> _Над чем работать_
1. Какой лозунг, согласно отрывку, был в армии Дунайской монархии при Марии Терезии?
2. Перепишите дословно часть отрывка: начните с места, где стоят слова «Однако в существовавших», и остановитесь после слов «неподкупность и профессионализм.».

> _Отрывок_
● ● ●

Между тем, самое позднее ГДР и ЧССР доказали, что любой приказчик в нашей системе разучится, что делать в таких случаях. То, что Ленин тогда ошибочно приписывал именно русской некультурности, было лишь началом того, что Андраш Хегедюш, бывший премьер-министр Венгрии, несколько лет назад назвал «системой организованной безответственности». Венграм это давно известно. При Марии Терезии лозунгом в армии Дунайской монархии (Австро-Венгрии) было: «Лучше не делать ничего, чем что-то сделать не так». Этот менталитет царит в любой бюрократии и иерархии, члены которой несут ответственность только перед вышестоящими и зависят только от вышестоящих и в принципе не обладают навыками сотрудничества на одном уровне.

Ленин, конечно, сразу же обнаружил тенденцию новых кадров к бюрократизации, которая, очевидно, должна была быть обусловлена сущностью самих учреждений. Ведь почему же еще он хотел не отпускать в аппарат хотя бы тех, кто должен был заниматься политическим и культурным просвещением непосредственно в массах? «Кто принадлежит к учреждению, тот бюрократизируется...» (LW, т. 33, стр. 57). В ответе на щекотливые вопросы наши пропагандисты сегодня гораздо больше внимания обоащают на выражение физиономий своего начальства, чем на реакции публики, которую они должны убеждать.

Однако в существовавших обстоятельствах Ленин и сам прибегал к бюрократическим средствам. Его борьба против бюрократизма и таких его последствий, как коррупция и т. д., привела его к хлопотам об учреждении, которое было всего лишь частью аппарата: Рабоче-крестьянской инспекции ("Рабкрин" или РКИ) как органе власти. Хотя он и разочаровался в ней, свое последнее крупное эссе он посвятил программе и обоснованию ее реорганизации. Поскольку она должна была решать две основные задачи: выгонять жуликов из учреждений и рационализировать управленческую работу по западному образцу, он хотел сосредоточить здесь «наилучшие элементы, имеющиеся в России». И он описал образец таких чиновников, которые должны были сочетать в себе революционную неподкупность и профессионализм.

● ● ●

> _Предложенные пункты_

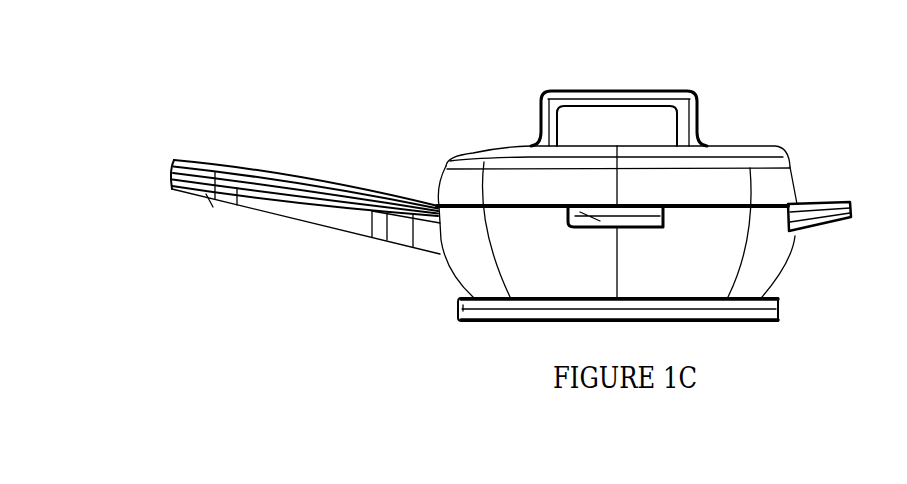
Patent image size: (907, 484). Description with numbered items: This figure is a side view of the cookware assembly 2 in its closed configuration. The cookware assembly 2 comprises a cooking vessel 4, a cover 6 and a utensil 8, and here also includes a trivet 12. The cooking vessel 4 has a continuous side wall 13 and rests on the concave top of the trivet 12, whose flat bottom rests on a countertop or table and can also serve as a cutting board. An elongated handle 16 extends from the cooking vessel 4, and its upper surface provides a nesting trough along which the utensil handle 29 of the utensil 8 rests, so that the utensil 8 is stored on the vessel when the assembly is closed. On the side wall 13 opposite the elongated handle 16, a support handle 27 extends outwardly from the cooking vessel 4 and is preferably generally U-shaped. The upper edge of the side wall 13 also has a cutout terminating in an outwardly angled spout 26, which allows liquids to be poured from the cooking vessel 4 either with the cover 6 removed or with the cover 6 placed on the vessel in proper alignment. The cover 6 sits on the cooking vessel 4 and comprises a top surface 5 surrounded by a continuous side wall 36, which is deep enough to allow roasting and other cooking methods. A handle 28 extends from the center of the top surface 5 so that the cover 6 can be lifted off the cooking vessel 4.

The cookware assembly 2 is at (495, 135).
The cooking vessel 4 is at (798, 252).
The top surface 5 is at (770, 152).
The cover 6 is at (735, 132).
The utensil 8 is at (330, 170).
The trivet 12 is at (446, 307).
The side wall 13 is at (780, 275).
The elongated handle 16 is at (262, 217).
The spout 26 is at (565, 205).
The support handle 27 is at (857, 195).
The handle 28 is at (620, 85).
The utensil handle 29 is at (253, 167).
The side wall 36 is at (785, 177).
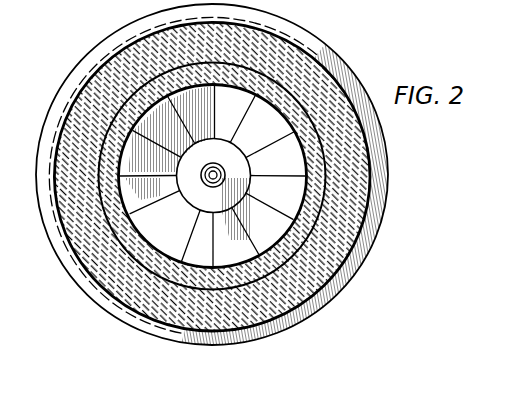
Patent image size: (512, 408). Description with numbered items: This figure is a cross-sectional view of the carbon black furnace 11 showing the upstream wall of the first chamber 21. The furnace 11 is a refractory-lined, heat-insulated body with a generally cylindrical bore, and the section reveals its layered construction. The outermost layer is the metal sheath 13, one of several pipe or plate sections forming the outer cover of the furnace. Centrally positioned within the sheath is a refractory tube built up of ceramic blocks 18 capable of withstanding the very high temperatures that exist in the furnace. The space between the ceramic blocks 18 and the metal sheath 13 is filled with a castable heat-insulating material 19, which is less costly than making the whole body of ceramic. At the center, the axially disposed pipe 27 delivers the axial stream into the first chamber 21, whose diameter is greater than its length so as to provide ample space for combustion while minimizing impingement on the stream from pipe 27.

● ● ●

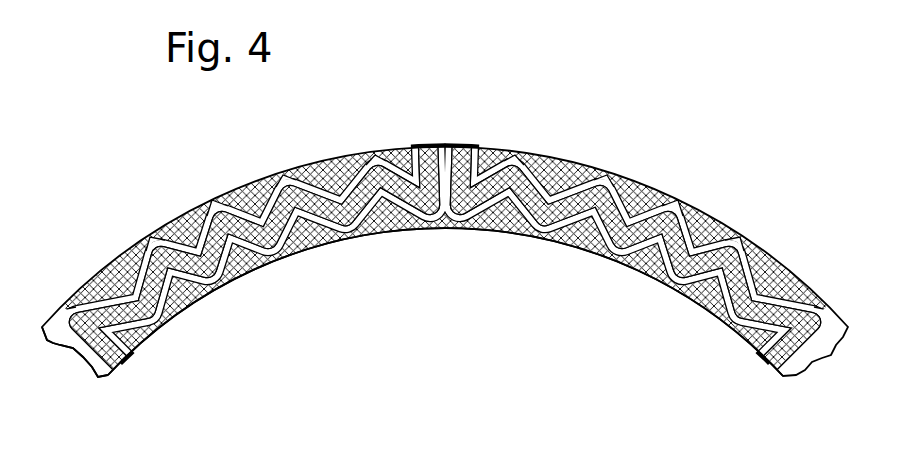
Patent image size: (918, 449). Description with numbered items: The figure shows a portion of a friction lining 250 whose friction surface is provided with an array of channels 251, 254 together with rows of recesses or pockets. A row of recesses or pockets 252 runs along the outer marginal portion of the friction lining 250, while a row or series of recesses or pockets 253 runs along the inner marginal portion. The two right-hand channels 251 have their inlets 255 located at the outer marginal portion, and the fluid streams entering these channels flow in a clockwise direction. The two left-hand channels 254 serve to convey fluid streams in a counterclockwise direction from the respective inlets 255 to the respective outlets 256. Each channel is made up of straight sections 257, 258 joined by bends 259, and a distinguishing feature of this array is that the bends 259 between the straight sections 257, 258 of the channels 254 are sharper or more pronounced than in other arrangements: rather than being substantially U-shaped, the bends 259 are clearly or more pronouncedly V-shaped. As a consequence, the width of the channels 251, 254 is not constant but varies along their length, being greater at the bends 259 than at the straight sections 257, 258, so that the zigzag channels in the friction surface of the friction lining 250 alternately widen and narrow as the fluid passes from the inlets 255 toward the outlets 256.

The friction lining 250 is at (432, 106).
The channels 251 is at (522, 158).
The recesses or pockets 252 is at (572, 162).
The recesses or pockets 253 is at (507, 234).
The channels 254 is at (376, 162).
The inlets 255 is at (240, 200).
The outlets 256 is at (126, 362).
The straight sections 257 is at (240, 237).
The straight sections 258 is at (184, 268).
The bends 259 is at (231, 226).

● ● ●

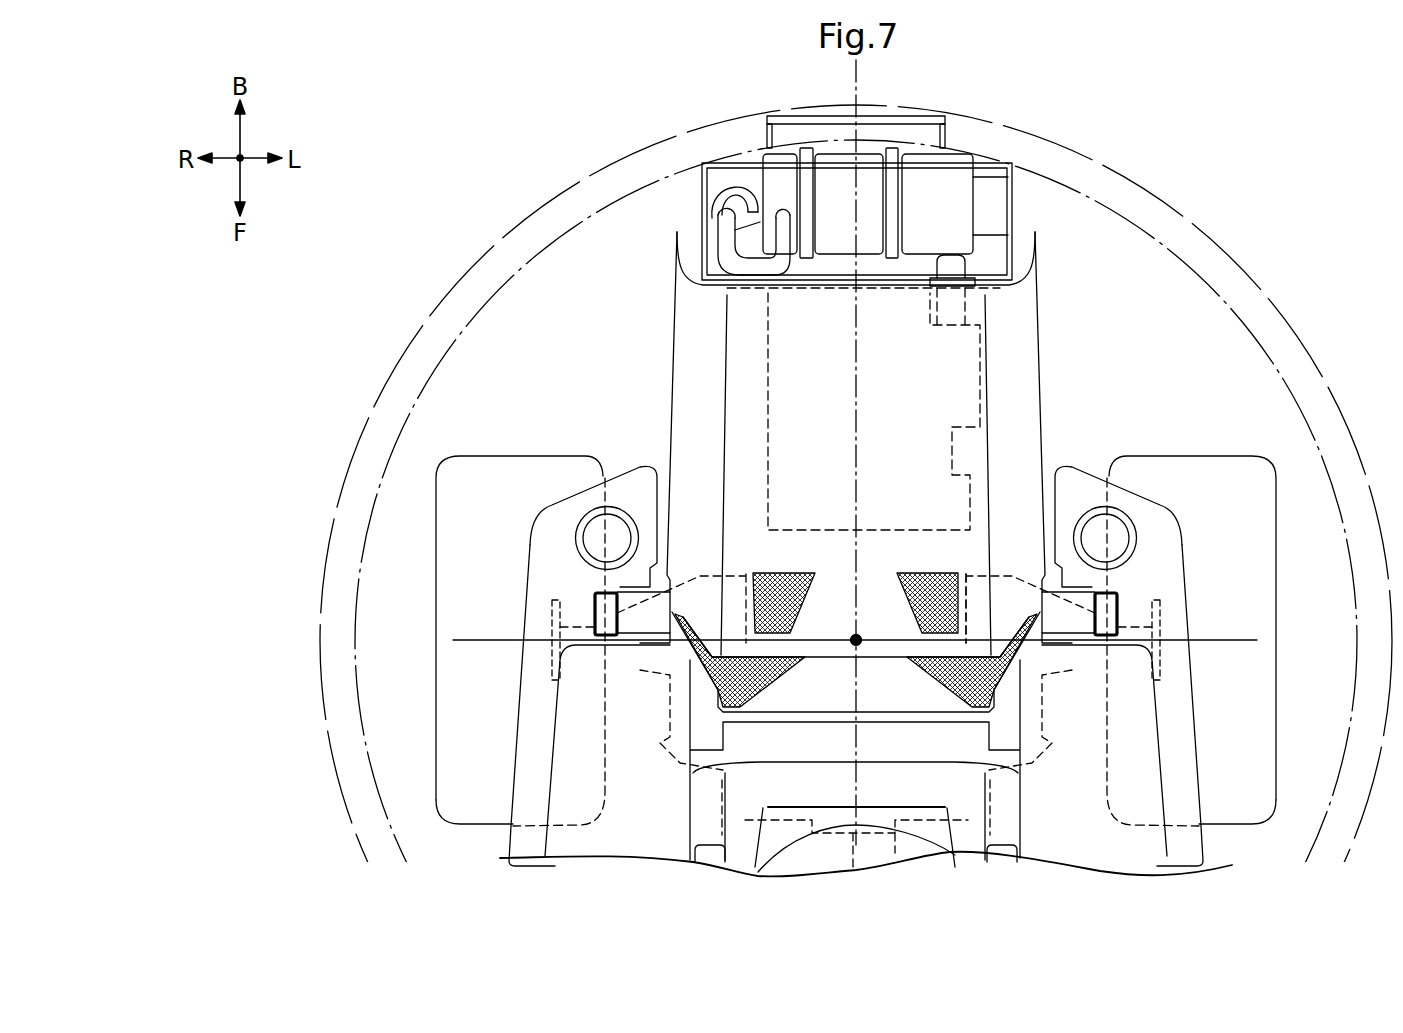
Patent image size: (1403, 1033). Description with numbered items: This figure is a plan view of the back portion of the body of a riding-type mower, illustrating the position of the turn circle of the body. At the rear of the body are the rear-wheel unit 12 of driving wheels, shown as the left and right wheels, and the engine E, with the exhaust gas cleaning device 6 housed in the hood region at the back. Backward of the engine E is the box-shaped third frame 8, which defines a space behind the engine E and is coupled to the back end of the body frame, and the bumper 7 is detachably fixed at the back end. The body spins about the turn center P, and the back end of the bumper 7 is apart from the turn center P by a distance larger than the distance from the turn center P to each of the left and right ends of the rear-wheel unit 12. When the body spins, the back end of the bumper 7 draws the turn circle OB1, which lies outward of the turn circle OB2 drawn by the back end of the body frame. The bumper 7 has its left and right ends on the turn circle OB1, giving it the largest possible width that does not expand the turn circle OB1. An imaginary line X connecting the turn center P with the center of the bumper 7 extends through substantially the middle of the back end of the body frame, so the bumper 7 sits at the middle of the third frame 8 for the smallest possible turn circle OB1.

● ● ●

> _Ответы к упражнению_
1. «Лучше не делать ничего, чем что-то сделать не так».

2.
Однако в существовавших обстоятельствах Ленин и сам прибегал к бюрократическим средствам. Его борьба против бюрократизма и таких его последствий, как коррупция и т. д., привела его к хлопотам об учреждении, которое было всего лишь частью аппарата: Рабоче-крестьянской инспекции ("Рабкрин" или РКИ) как органе власти. Хотя он и разочаровался в ней, свое последнее крупное эссе он посвятил программе и обоснованию ее реорганизации. Поскольку она должна была решать две основные задачи: выгонять жуликов из учреждений и рационализировать управленческую работу по западному образцу, он хотел сосредоточить здесь «наилучшие элементы, имеющиеся в России». И он описал образец таких чиновников, которые должны были сочетать в себе революционную неподкупность и профессионализм.